Select the lines that contain "estas" and copy each of them.

-- start of Data to process --

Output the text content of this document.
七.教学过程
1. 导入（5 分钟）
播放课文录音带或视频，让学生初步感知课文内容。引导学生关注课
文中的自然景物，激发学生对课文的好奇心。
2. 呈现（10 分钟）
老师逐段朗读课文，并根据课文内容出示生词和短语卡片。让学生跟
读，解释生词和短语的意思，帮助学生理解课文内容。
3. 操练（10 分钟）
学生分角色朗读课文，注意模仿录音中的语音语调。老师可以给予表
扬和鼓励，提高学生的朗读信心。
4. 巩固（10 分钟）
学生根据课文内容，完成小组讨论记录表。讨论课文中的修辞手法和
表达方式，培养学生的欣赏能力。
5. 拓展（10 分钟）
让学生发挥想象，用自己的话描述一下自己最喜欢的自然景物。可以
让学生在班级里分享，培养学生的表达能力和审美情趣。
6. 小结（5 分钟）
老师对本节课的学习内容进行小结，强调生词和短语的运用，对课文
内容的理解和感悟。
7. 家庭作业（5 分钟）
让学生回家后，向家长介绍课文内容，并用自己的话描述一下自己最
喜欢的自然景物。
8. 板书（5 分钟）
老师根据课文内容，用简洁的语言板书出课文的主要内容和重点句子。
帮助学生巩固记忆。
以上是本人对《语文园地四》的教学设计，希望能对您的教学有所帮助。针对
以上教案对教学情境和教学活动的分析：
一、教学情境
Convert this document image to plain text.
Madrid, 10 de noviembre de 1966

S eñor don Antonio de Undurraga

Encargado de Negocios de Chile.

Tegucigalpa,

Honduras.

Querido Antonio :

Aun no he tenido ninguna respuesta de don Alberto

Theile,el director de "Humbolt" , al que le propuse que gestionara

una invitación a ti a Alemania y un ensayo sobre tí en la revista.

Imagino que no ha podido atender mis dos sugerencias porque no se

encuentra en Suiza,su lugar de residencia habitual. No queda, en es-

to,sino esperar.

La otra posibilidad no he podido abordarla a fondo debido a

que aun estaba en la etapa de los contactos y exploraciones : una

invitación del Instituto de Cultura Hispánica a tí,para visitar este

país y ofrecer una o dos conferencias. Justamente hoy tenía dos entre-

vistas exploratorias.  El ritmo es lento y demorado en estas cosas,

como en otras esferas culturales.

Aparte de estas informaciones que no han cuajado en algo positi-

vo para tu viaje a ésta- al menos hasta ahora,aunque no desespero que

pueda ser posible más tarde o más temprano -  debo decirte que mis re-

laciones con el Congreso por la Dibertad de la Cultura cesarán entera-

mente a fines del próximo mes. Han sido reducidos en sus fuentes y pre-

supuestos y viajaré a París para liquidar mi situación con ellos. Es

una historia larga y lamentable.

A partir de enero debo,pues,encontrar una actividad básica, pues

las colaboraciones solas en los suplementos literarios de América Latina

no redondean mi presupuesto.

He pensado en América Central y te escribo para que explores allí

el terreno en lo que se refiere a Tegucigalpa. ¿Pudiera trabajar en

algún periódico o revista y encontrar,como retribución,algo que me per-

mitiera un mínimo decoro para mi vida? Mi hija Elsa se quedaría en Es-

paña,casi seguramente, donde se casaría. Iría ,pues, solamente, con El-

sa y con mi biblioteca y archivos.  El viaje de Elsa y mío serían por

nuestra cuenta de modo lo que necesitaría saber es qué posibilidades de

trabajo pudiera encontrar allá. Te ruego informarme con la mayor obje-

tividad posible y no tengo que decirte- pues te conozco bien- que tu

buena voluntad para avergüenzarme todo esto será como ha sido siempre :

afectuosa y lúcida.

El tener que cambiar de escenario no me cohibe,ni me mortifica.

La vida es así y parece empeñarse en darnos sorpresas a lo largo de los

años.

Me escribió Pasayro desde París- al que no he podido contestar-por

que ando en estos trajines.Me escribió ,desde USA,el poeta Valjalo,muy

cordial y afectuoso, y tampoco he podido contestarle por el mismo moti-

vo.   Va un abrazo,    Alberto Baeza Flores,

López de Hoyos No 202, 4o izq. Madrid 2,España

-- end of Data to process --

**Finished answer:**
vistas exploratorias.  El ritmo es lento y demorado en estas cosas,
Aparte de estas informaciones que no han cuajado en algo positi-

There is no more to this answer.